Exercise task
Each entry below should be echoed exactly, with pictures omitted.

*** Raw data ***

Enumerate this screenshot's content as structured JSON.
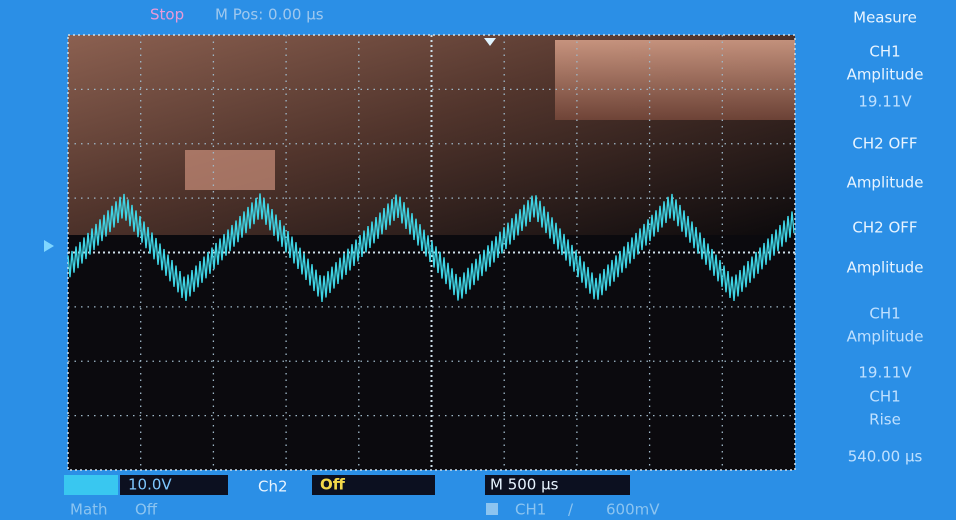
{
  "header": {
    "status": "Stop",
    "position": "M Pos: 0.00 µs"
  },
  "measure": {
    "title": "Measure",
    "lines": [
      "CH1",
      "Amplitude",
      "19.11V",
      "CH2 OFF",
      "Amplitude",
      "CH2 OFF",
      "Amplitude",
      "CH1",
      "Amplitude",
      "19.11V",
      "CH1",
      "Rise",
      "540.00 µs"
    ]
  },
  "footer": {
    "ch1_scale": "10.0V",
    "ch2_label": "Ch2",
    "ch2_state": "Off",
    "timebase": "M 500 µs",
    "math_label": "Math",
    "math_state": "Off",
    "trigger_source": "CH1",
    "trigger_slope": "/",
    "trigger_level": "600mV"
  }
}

***

Solved exercise
Enumerate this screenshot's content as structured JSON.
{
  "header": {
    "status": "Stop",
    "position": "M Pos: 0.00 µs"
  },
  "measure": {
    "title": "Measure",
    "lines": [
      "CH1",
      "Amplitude",
      "19.11V",
      "CH2 OFF",
      "Amplitude",
      "CH2 OFF",
      "Amplitude",
      "CH1",
      "Amplitude",
      "19.11V",
      "CH1",
      "Rise",
      "540.00 µs"
    ]
  },
  "footer": {
    "ch1_scale": "10.0V",
    "ch2_label": "Ch2",
    "ch2_state": "Off",
    "timebase": "M 500 µs",
    "math_label": "Math",
    "math_state": "Off",
    "trigger_source": "CH1",
    "trigger_slope": "/",
    "trigger_level": "600mV"
  }
}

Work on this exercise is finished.